[Exercise aim] Return a copy of each line that holds the string "JSON".

— Start Source material —

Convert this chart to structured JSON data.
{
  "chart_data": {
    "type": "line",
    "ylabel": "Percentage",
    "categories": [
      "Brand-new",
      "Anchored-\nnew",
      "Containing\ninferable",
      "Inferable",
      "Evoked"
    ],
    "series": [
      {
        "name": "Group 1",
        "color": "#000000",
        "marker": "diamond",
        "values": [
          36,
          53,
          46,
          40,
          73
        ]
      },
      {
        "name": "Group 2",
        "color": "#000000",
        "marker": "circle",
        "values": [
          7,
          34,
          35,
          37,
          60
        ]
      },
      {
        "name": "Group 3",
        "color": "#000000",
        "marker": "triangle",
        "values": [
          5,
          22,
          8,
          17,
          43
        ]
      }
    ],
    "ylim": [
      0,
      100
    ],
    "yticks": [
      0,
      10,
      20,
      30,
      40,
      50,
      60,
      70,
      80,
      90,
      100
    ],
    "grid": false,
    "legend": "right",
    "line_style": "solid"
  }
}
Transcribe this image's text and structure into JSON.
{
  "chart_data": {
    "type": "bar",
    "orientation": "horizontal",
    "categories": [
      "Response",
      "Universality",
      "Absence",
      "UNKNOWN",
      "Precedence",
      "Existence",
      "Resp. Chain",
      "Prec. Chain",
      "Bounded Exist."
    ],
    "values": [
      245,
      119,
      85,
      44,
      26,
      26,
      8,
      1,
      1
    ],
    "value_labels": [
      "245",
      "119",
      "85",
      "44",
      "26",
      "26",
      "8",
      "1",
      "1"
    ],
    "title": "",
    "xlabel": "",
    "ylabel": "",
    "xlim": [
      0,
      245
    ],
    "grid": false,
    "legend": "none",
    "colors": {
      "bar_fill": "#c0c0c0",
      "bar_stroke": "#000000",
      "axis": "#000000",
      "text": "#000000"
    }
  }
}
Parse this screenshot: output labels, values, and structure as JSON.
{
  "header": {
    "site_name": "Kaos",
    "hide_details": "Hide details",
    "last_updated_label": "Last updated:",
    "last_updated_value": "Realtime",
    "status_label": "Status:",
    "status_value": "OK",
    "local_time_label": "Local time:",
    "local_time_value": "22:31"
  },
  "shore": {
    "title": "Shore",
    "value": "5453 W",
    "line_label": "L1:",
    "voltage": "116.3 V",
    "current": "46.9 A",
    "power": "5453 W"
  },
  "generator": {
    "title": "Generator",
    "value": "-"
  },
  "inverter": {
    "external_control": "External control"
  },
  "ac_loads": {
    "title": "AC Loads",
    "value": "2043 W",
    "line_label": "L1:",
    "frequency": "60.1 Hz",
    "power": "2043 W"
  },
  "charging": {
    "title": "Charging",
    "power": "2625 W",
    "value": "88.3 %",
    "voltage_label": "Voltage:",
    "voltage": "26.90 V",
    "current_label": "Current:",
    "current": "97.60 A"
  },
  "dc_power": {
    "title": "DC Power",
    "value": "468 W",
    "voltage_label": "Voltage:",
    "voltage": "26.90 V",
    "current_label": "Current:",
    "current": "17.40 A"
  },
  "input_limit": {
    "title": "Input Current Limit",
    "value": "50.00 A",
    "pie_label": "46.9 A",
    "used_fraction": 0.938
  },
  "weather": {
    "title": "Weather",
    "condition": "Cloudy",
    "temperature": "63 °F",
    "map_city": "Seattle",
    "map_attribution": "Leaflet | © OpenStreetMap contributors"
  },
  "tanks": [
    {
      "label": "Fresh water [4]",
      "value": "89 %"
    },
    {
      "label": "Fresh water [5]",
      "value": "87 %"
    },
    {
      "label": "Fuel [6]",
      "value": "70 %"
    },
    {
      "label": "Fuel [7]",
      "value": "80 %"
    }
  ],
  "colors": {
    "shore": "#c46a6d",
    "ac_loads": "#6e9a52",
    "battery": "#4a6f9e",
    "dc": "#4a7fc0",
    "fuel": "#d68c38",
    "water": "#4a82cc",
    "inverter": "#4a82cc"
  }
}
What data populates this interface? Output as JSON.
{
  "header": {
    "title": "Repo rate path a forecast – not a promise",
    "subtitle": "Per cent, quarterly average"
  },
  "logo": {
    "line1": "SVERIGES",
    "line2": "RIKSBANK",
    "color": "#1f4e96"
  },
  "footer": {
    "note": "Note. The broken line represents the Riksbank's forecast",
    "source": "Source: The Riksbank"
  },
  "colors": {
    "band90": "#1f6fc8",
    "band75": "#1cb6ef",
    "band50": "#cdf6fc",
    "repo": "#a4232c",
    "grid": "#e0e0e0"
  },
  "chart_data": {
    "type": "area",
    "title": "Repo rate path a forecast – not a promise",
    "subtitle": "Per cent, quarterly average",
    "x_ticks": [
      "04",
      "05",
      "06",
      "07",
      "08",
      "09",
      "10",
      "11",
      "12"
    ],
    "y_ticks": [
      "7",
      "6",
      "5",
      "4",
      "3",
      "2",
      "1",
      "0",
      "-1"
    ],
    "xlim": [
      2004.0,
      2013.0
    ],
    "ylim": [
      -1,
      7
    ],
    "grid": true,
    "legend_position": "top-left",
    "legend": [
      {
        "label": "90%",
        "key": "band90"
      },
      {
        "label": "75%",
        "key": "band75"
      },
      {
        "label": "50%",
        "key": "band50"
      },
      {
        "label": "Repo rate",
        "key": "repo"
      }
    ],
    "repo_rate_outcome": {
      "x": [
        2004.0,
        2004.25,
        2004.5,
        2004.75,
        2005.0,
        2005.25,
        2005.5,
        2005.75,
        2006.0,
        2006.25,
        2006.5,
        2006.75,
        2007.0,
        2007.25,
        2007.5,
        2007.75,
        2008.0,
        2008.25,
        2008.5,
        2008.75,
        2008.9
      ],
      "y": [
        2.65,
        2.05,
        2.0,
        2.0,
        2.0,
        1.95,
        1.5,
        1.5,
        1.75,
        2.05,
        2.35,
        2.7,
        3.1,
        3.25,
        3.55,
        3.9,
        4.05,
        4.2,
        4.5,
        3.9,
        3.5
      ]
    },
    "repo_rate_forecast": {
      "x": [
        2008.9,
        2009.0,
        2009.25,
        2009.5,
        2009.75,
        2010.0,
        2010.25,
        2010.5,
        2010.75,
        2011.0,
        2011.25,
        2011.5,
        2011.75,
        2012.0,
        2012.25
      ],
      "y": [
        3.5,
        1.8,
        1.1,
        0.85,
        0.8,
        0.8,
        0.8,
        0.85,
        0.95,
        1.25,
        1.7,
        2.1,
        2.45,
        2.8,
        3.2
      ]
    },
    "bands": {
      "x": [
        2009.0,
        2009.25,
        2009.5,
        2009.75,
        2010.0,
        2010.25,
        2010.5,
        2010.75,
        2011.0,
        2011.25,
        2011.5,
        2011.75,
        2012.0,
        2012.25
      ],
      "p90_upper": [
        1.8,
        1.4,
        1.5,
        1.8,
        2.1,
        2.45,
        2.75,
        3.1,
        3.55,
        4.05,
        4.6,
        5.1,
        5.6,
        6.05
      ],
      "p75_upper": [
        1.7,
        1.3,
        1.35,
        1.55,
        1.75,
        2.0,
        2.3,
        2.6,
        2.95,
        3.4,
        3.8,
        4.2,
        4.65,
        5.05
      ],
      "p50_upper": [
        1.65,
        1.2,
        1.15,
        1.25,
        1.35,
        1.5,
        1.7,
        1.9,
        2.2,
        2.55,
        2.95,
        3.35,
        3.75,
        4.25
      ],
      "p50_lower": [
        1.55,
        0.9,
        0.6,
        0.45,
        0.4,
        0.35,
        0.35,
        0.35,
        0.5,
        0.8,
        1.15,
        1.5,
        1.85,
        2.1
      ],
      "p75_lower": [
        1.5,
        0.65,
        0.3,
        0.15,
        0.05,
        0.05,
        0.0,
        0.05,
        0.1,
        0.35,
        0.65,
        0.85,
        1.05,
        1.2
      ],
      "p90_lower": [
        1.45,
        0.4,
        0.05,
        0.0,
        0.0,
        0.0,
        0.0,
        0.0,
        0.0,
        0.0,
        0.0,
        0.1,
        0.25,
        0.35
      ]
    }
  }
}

— End Source material —

[Response]
Convert this chart to structured JSON data.
Transcribe this image's text and structure into JSON.
Parse this screenshot: output labels, values, and structure as JSON.
What data populates this interface? Output as JSON.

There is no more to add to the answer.